AIM — Each line below should be retyped exactly, with no pictures.

Raw records —
####

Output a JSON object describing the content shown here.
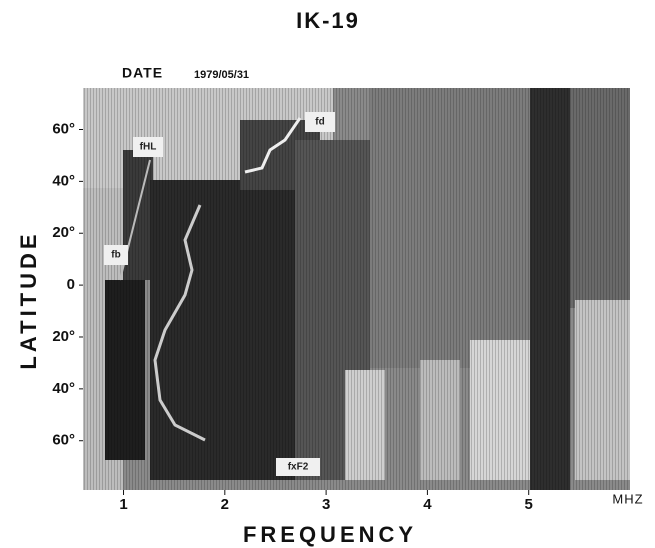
{
  "chart_data": {
    "type": "map",
    "title": "IK-19",
    "date_label": "DATE",
    "date": "1979/05/31",
    "x_label": "FREQUENCY",
    "x_unit": "MHZ",
    "y_label": "LATITUDE",
    "xlim": [
      0.6,
      6.0
    ],
    "xticks": [
      1,
      2,
      3,
      4,
      5
    ],
    "ylim": [
      -79,
      76
    ],
    "yticks": [
      {
        "value": 60,
        "label": "60°"
      },
      {
        "value": 40,
        "label": "40°"
      },
      {
        "value": 20,
        "label": "20°"
      },
      {
        "value": 0,
        "label": "0"
      },
      {
        "value": -20,
        "label": "20°"
      },
      {
        "value": -40,
        "label": "40°"
      },
      {
        "value": -60,
        "label": "60°"
      }
    ],
    "annotations": [
      "fd",
      "fHL",
      "fb",
      "fxF2"
    ]
  }
}
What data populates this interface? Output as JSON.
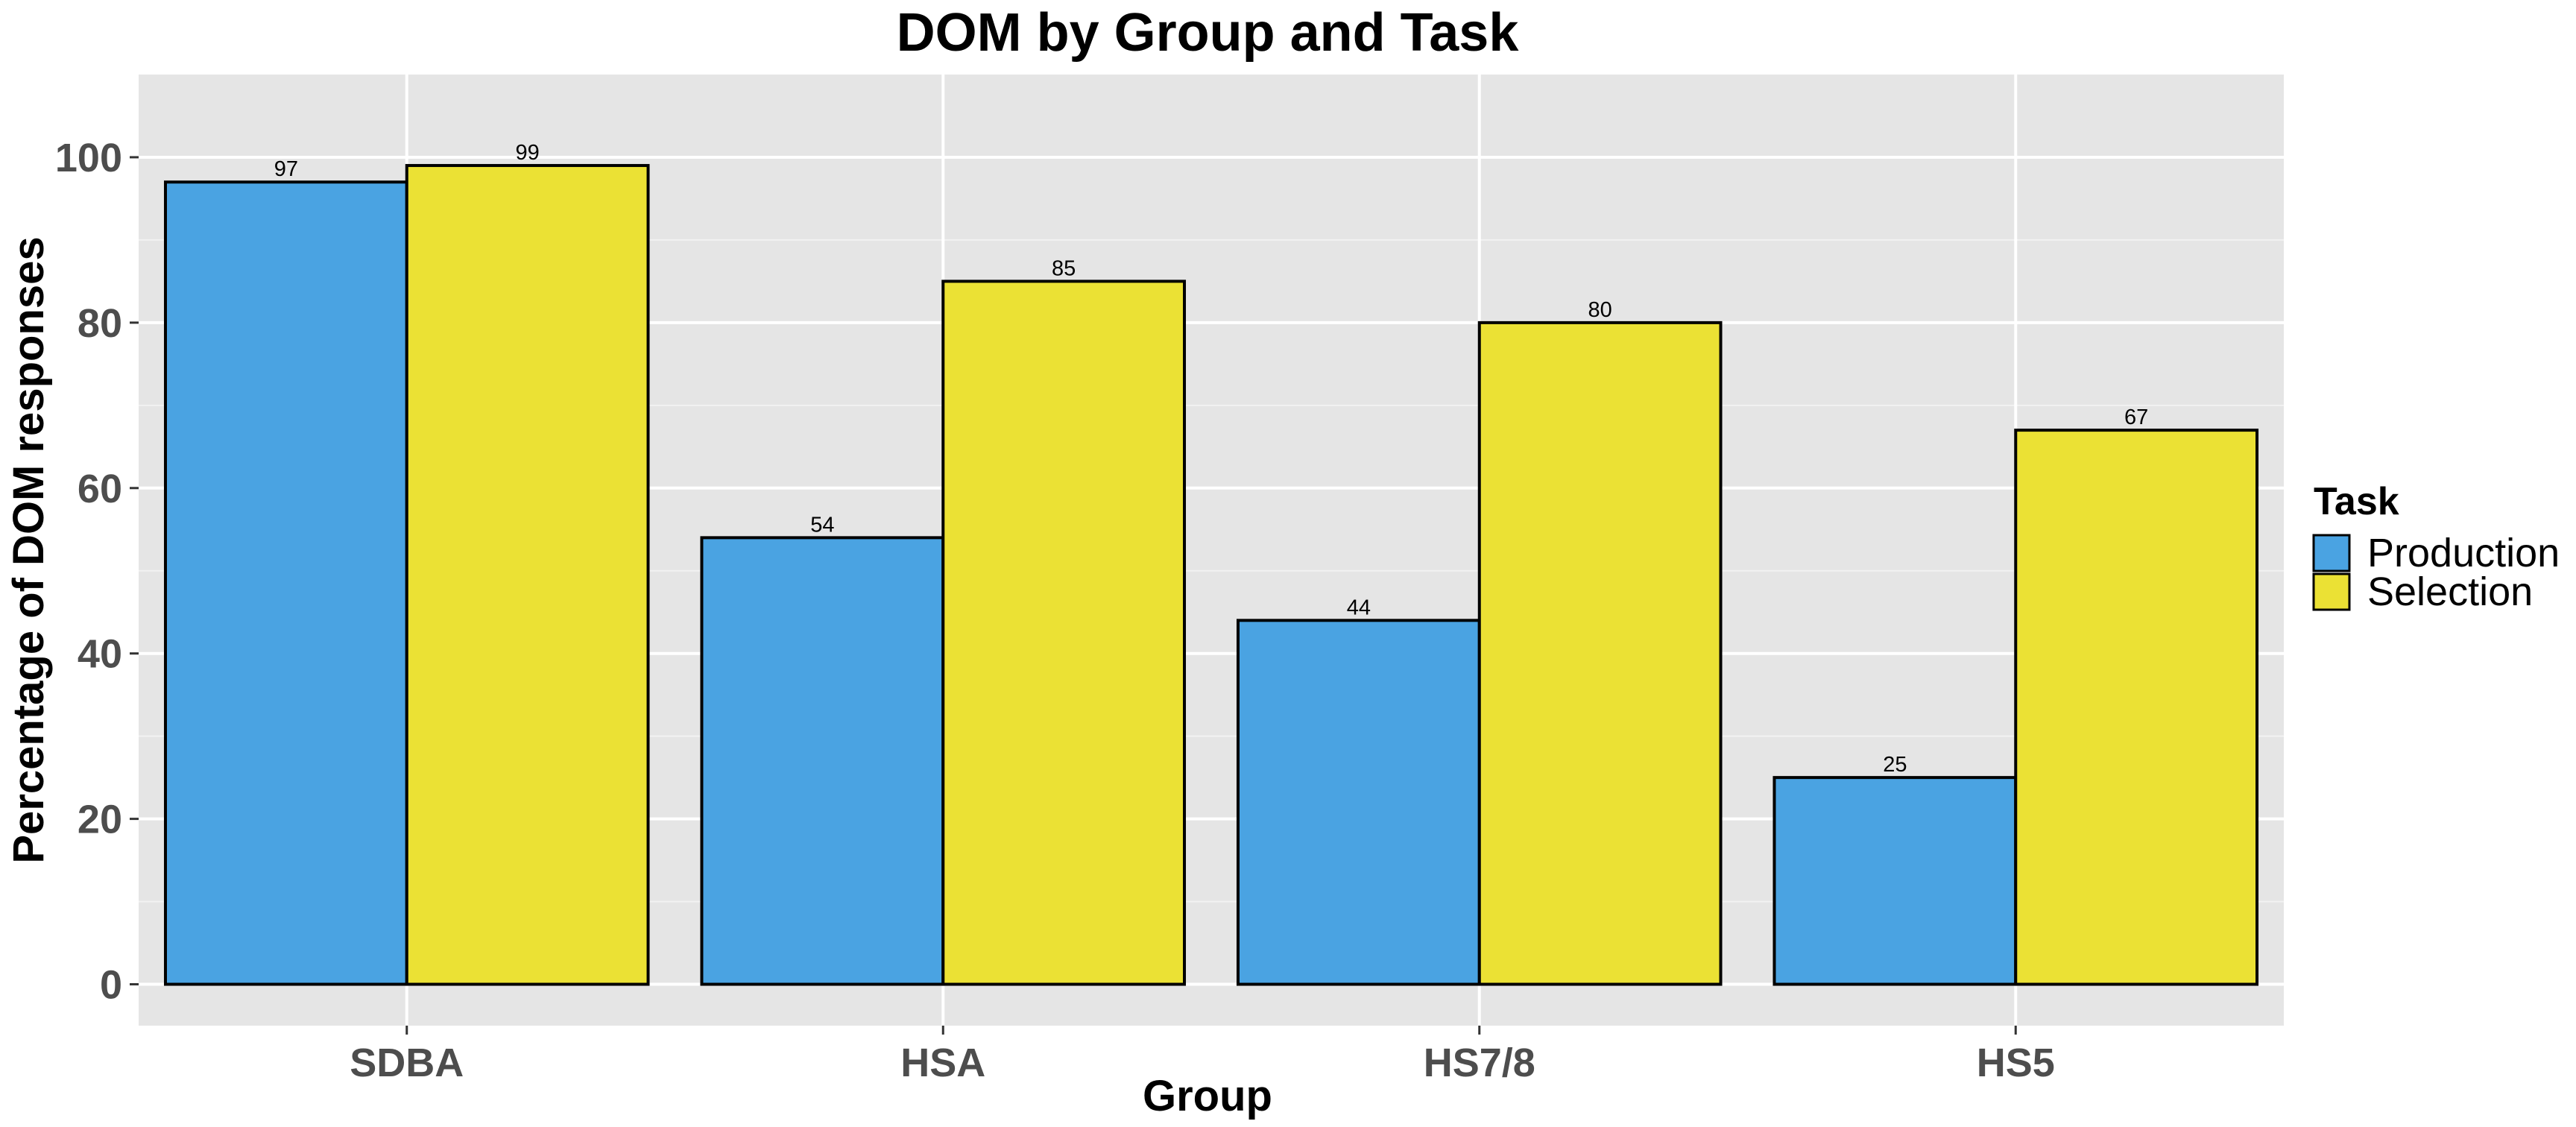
{
  "chart_data": {
    "type": "bar",
    "title": "DOM by Group and Task",
    "xlabel": "Group",
    "ylabel": "Percentage of DOM responses",
    "categories": [
      "SDBA",
      "HSA",
      "HS7/8",
      "HS5"
    ],
    "series": [
      {
        "name": "Production",
        "color": "#4aa3e2",
        "values": [
          97,
          54,
          44,
          25
        ]
      },
      {
        "name": "Selection",
        "color": "#ebe134",
        "values": [
          99,
          85,
          80,
          67
        ]
      }
    ],
    "data_labels": [
      [
        "97",
        "54",
        "44",
        "25"
      ],
      [
        "99",
        "85",
        "80",
        "67"
      ]
    ],
    "ylim": [
      -5,
      110
    ],
    "yticks": [
      0,
      20,
      40,
      60,
      80,
      100
    ],
    "ytick_labels": [
      "0",
      "20",
      "40",
      "60",
      "80",
      "100"
    ],
    "grid": true,
    "legend": {
      "title": "Task",
      "position": "right"
    },
    "panel_background": "#e5e5e5",
    "bar_outline": "#000000"
  }
}
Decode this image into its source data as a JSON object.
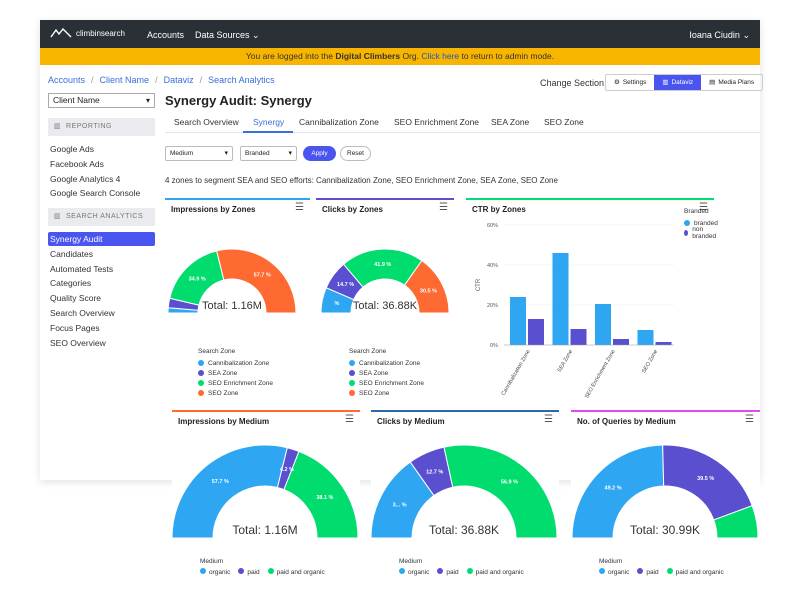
{
  "topnav": {
    "logo_text": "climbinsearch",
    "nav_accounts": "Accounts",
    "nav_sources": "Data Sources",
    "user": "Ioana Ciudin"
  },
  "banner": {
    "pre": "You are logged into the ",
    "org": "Digital Climbers",
    "mid": " Org. ",
    "link": "Click here",
    "post": " to return to admin mode."
  },
  "breadcrumb": [
    "Accounts",
    "Client Name",
    "Dataviz",
    "Search Analytics"
  ],
  "header": {
    "change_section": "Change Section",
    "settings": "Settings",
    "dataviz": "Dataviz",
    "media_plans": "Media Plans"
  },
  "sidebar": {
    "client_select": "Client Name",
    "reporting_head": "REPORTING",
    "reporting_items": [
      "Google Ads",
      "Facebook Ads",
      "Google Analytics 4",
      "Google Search Console"
    ],
    "analytics_head": "SEARCH ANALYTICS",
    "analytics_items": [
      "Synergy Audit",
      "Candidates",
      "Automated Tests",
      "Categories",
      "Quality Score",
      "Search Overview",
      "Focus Pages",
      "SEO Overview"
    ]
  },
  "page": {
    "title": "Synergy Audit: Synergy",
    "tabs": [
      "Search Overview",
      "Synergy",
      "Cannibalization Zone",
      "SEO Enrichment Zone",
      "SEA Zone",
      "SEO Zone"
    ],
    "filter_medium": "Medium",
    "filter_branded": "Branded",
    "apply": "Apply",
    "reset": "Reset",
    "description": "4 zones to segment SEA and SEO efforts: Cannibalization Zone, SEO Enrichment Zone, SEA Zone, SEO Zone"
  },
  "colors": {
    "blue": "#2ea6f2",
    "purple": "#5a4fcf",
    "green": "#00dd6e",
    "orange": "#ff6a33",
    "accent": "#4a55f0"
  },
  "charts": {
    "imp_zones": {
      "title": "Impressions by Zones",
      "total": "Total: 1.16M",
      "legend_title": "Search Zone",
      "legend": [
        "Cannibalization Zone",
        "SEA Zone",
        "SEO Enrichment Zone",
        "SEO Zone"
      ],
      "labels": [
        "34.9 %",
        "57.7 %"
      ]
    },
    "clicks_zones": {
      "title": "Clicks by Zones",
      "total": "Total: 36.88K",
      "legend_title": "Search Zone",
      "legend": [
        "Cannibalization Zone",
        "SEA Zone",
        "SEO Enrichment Zone",
        "SEO Zone"
      ],
      "labels": [
        "14.7 %",
        "41.9 %",
        "30.5 %",
        "%"
      ]
    },
    "ctr_zones": {
      "title": "CTR by Zones",
      "legend_title": "Branded",
      "legend": [
        "branded",
        "non branded"
      ],
      "ylabel": "CTR",
      "yticks": [
        "60%",
        "40%",
        "20%",
        "0%"
      ]
    },
    "imp_medium": {
      "title": "Impressions by Medium",
      "total": "Total: 1.16M",
      "legend_title": "Medium",
      "legend": [
        "organic",
        "paid",
        "paid and organic"
      ],
      "labels": [
        "57.7 %",
        "4.2 %",
        "38.1 %"
      ]
    },
    "clicks_medium": {
      "title": "Clicks by Medium",
      "total": "Total: 36.88K",
      "legend_title": "Medium",
      "legend": [
        "organic",
        "paid",
        "paid and organic"
      ],
      "labels": [
        "3... %",
        "12.7 %",
        "56.9 %"
      ]
    },
    "queries_medium": {
      "title": "No. of Queries by Medium",
      "total": "Total: 30.99K",
      "legend_title": "Medium",
      "legend": [
        "organic",
        "paid",
        "paid and organic"
      ],
      "labels": [
        "49.2 %",
        "39.5 %"
      ]
    }
  },
  "chart_data": [
    {
      "type": "pie",
      "title": "Impressions by Zones",
      "categories": [
        "Cannibalization Zone",
        "SEA Zone",
        "SEO Enrichment Zone",
        "SEO Zone"
      ],
      "values": [
        2.6,
        4.8,
        34.9,
        57.7
      ]
    },
    {
      "type": "pie",
      "title": "Clicks by Zones",
      "categories": [
        "Cannibalization Zone",
        "SEA Zone",
        "SEO Enrichment Zone",
        "SEO Zone"
      ],
      "values": [
        12.9,
        14.7,
        41.9,
        30.5
      ]
    },
    {
      "type": "bar",
      "title": "CTR by Zones",
      "categories": [
        "Cannibalization Zone",
        "SEA Zone",
        "SEO Enrichment Zone",
        "SEO Zone"
      ],
      "series": [
        {
          "name": "branded",
          "values": [
            24,
            46,
            20.5,
            7.5
          ]
        },
        {
          "name": "non branded",
          "values": [
            13,
            8,
            3,
            1.5
          ]
        }
      ],
      "ylabel": "CTR",
      "ylim": [
        0,
        60
      ]
    },
    {
      "type": "pie",
      "title": "Impressions by Medium",
      "categories": [
        "organic",
        "paid",
        "paid and organic"
      ],
      "values": [
        57.7,
        4.2,
        38.1
      ]
    },
    {
      "type": "pie",
      "title": "Clicks by Medium",
      "categories": [
        "organic",
        "paid",
        "paid and organic"
      ],
      "values": [
        30.4,
        12.7,
        56.9
      ]
    },
    {
      "type": "pie",
      "title": "No. of Queries by Medium",
      "categories": [
        "organic",
        "paid",
        "paid and organic"
      ],
      "values": [
        49.2,
        39.5,
        11.3
      ]
    }
  ]
}
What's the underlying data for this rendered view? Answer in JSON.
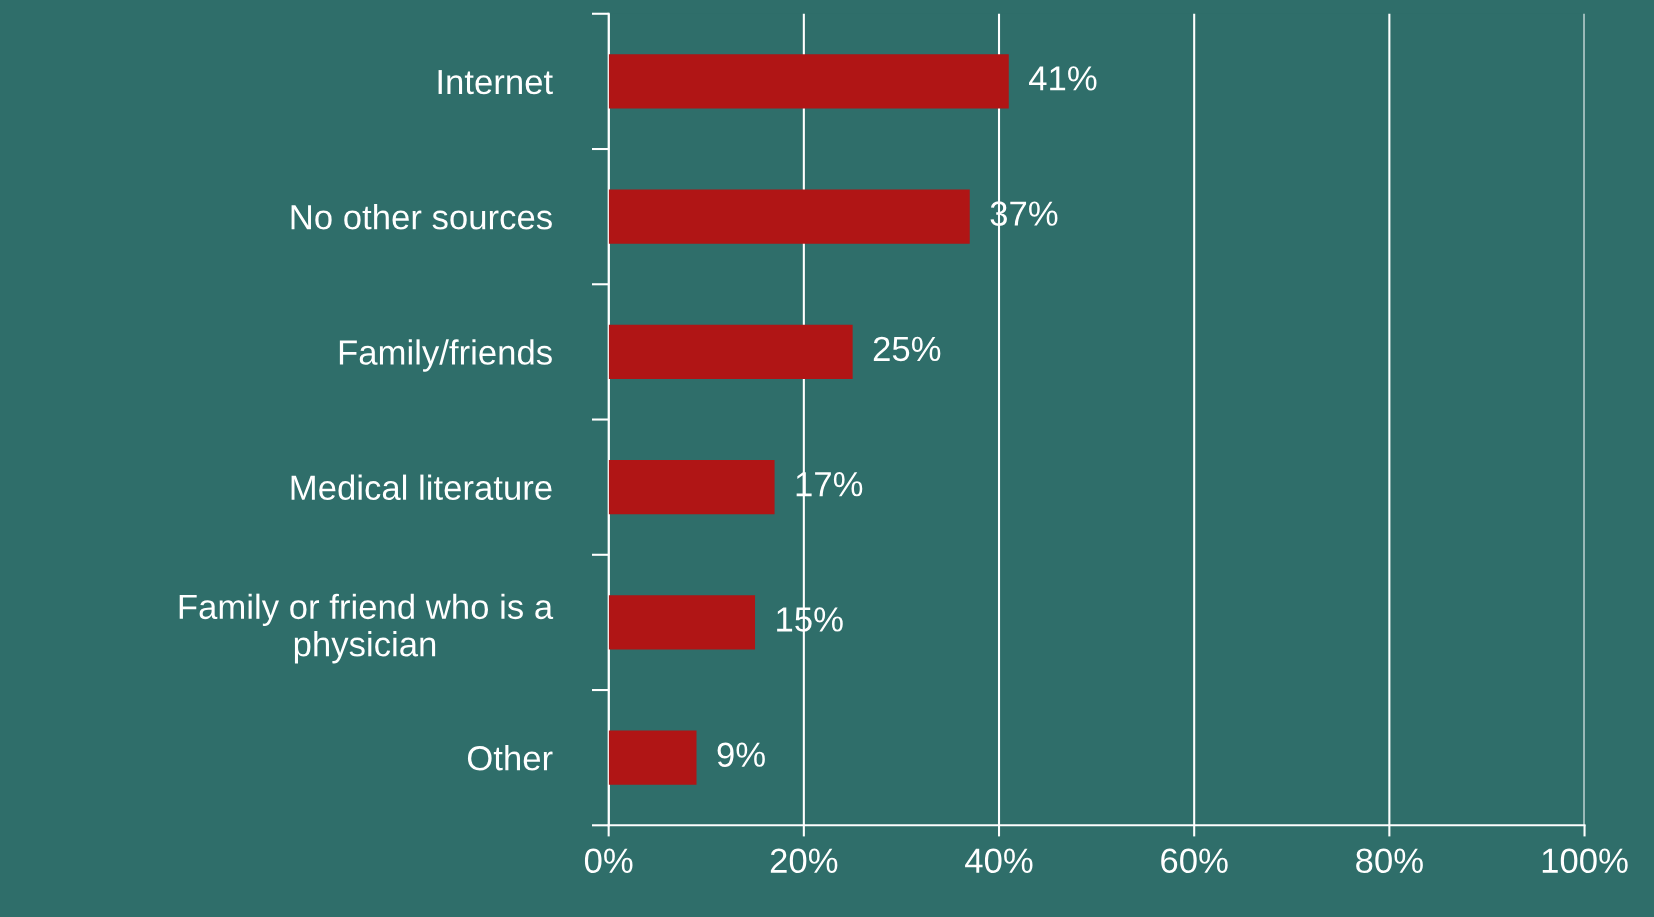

####

COMPLETE RESPONSE —
Output a JSON object describing the content shown here.
{
  "chart_data": {
    "type": "map",
    "title": "IK-19",
    "date_label": "DATE",
    "date": "1979/05/31",
    "x_label": "FREQUENCY",
    "x_unit": "MHZ",
    "y_label": "LATITUDE",
    "xlim": [
      0.6,
      6.0
    ],
    "xticks": [
      1,
      2,
      3,
      4,
      5
    ],
    "ylim": [
      -79,
      76
    ],
    "yticks": [
      {
        "value": 60,
        "label": "60°"
      },
      {
        "value": 40,
        "label": "40°"
      },
      {
        "value": 20,
        "label": "20°"
      },
      {
        "value": 0,
        "label": "0"
      },
      {
        "value": -20,
        "label": "20°"
      },
      {
        "value": -40,
        "label": "40°"
      },
      {
        "value": -60,
        "label": "60°"
      }
    ],
    "annotations": [
      "fd",
      "fHL",
      "fb",
      "fxF2"
    ]
  }
}
What data populates this interface? Output as JSON.
{
  "chart_data": {
    "type": "bar",
    "title": "DOM by Group and Task",
    "xlabel": "Group",
    "ylabel": "Percentage of DOM responses",
    "categories": [
      "SDBA",
      "HSA",
      "HS7/8",
      "HS5"
    ],
    "series": [
      {
        "name": "Production",
        "color": "#4aa3e2",
        "values": [
          97,
          54,
          44,
          25
        ]
      },
      {
        "name": "Selection",
        "color": "#ebe134",
        "values": [
          99,
          85,
          80,
          67
        ]
      }
    ],
    "data_labels": [
      [
        "97",
        "54",
        "44",
        "25"
      ],
      [
        "99",
        "85",
        "80",
        "67"
      ]
    ],
    "ylim": [
      -5,
      110
    ],
    "yticks": [
      0,
      20,
      40,
      60,
      80,
      100
    ],
    "ytick_labels": [
      "0",
      "20",
      "40",
      "60",
      "80",
      "100"
    ],
    "grid": true,
    "legend": {
      "title": "Task",
      "position": "right"
    },
    "panel_background": "#e5e5e5",
    "bar_outline": "#000000"
  }
}
Decode this image into its source data as a JSON object.
{
  "topnav": {
    "logo_text": "climbinsearch",
    "nav_accounts": "Accounts",
    "nav_sources": "Data Sources",
    "user": "Ioana Ciudin"
  },
  "banner": {
    "pre": "You are logged into the ",
    "org": "Digital Climbers",
    "mid": " Org. ",
    "link": "Click here",
    "post": " to return to admin mode."
  },
  "breadcrumb": [
    "Accounts",
    "Client Name",
    "Dataviz",
    "Search Analytics"
  ],
  "header": {
    "change_section": "Change Section",
    "settings": "Settings",
    "dataviz": "Dataviz",
    "media_plans": "Media Plans"
  },
  "sidebar": {
    "client_select": "Client Name",
    "reporting_head": "REPORTING",
    "reporting_items": [
      "Google Ads",
      "Facebook Ads",
      "Google Analytics 4",
      "Google Search Console"
    ],
    "analytics_head": "SEARCH ANALYTICS",
    "analytics_items": [
      "Synergy Audit",
      "Candidates",
      "Automated Tests",
      "Categories",
      "Quality Score",
      "Search Overview",
      "Focus Pages",
      "SEO Overview"
    ]
  },
  "page": {
    "title": "Synergy Audit: Synergy",
    "tabs": [
      "Search Overview",
      "Synergy",
      "Cannibalization Zone",
      "SEO Enrichment Zone",
      "SEA Zone",
      "SEO Zone"
    ],
    "filter_medium": "Medium",
    "filter_branded": "Branded",
    "apply": "Apply",
    "reset": "Reset",
    "description": "4 zones to segment SEA and SEO efforts: Cannibalization Zone, SEO Enrichment Zone, SEA Zone, SEO Zone"
  },
  "colors": {
    "blue": "#2ea6f2",
    "purple": "#5a4fcf",
    "green": "#00dd6e",
    "orange": "#ff6a33",
    "accent": "#4a55f0"
  },
  "charts": {
    "imp_zones": {
      "title": "Impressions by Zones",
      "total": "Total: 1.16M",
      "legend_title": "Search Zone",
      "legend": [
        "Cannibalization Zone",
        "SEA Zone",
        "SEO Enrichment Zone",
        "SEO Zone"
      ],
      "labels": [
        "34.9 %",
        "57.7 %"
      ]
    },
    "clicks_zones": {
      "title": "Clicks by Zones",
      "total": "Total: 36.88K",
      "legend_title": "Search Zone",
      "legend": [
        "Cannibalization Zone",
        "SEA Zone",
        "SEO Enrichment Zone",
        "SEO Zone"
      ],
      "labels": [
        "14.7 %",
        "41.9 %",
        "30.5 %",
        "%"
      ]
    },
    "ctr_zones": {
      "title": "CTR by Zones",
      "legend_title": "Branded",
      "legend": [
        "branded",
        "non branded"
      ],
      "ylabel": "CTR",
      "yticks": [
        "60%",
        "40%",
        "20%",
        "0%"
      ]
    },
    "imp_medium": {
      "title": "Impressions by Medium",
      "total": "Total: 1.16M",
      "legend_title": "Medium",
      "legend": [
        "organic",
        "paid",
        "paid and organic"
      ],
      "labels": [
        "57.7 %",
        "4.2 %",
        "38.1 %"
      ]
    },
    "clicks_medium": {
      "title": "Clicks by Medium",
      "total": "Total: 36.88K",
      "legend_title": "Medium",
      "legend": [
        "organic",
        "paid",
        "paid and organic"
      ],
      "labels": [
        "3... %",
        "12.7 %",
        "56.9 %"
      ]
    },
    "queries_medium": {
      "title": "No. of Queries by Medium",
      "total": "Total: 30.99K",
      "legend_title": "Medium",
      "legend": [
        "organic",
        "paid",
        "paid and organic"
      ],
      "labels": [
        "49.2 %",
        "39.5 %"
      ]
    }
  },
  "chart_data": [
    {
      "type": "pie",
      "title": "Impressions by Zones",
      "categories": [
        "Cannibalization Zone",
        "SEA Zone",
        "SEO Enrichment Zone",
        "SEO Zone"
      ],
      "values": [
        2.6,
        4.8,
        34.9,
        57.7
      ]
    },
    {
      "type": "pie",
      "title": "Clicks by Zones",
      "categories": [
        "Cannibalization Zone",
        "SEA Zone",
        "SEO Enrichment Zone",
        "SEO Zone"
      ],
      "values": [
        12.9,
        14.7,
        41.9,
        30.5
      ]
    },
    {
      "type": "bar",
      "title": "CTR by Zones",
      "categories": [
        "Cannibalization Zone",
        "SEA Zone",
        "SEO Enrichment Zone",
        "SEO Zone"
      ],
      "series": [
        {
          "name": "branded",
          "values": [
            24,
            46,
            20.5,
            7.5
          ]
        },
        {
          "name": "non branded",
          "values": [
            13,
            8,
            3,
            1.5
          ]
        }
      ],
      "ylabel": "CTR",
      "ylim": [
        0,
        60
      ]
    },
    {
      "type": "pie",
      "title": "Impressions by Medium",
      "categories": [
        "organic",
        "paid",
        "paid and organic"
      ],
      "values": [
        57.7,
        4.2,
        38.1
      ]
    },
    {
      "type": "pie",
      "title": "Clicks by Medium",
      "categories": [
        "organic",
        "paid",
        "paid and organic"
      ],
      "values": [
        30.4,
        12.7,
        56.9
      ]
    },
    {
      "type": "pie",
      "title": "No. of Queries by Medium",
      "categories": [
        "organic",
        "paid",
        "paid and organic"
      ],
      "values": [
        49.2,
        39.5,
        11.3
      ]
    }
  ]
}
What's the underlying data for this rendered view? Answer in JSON.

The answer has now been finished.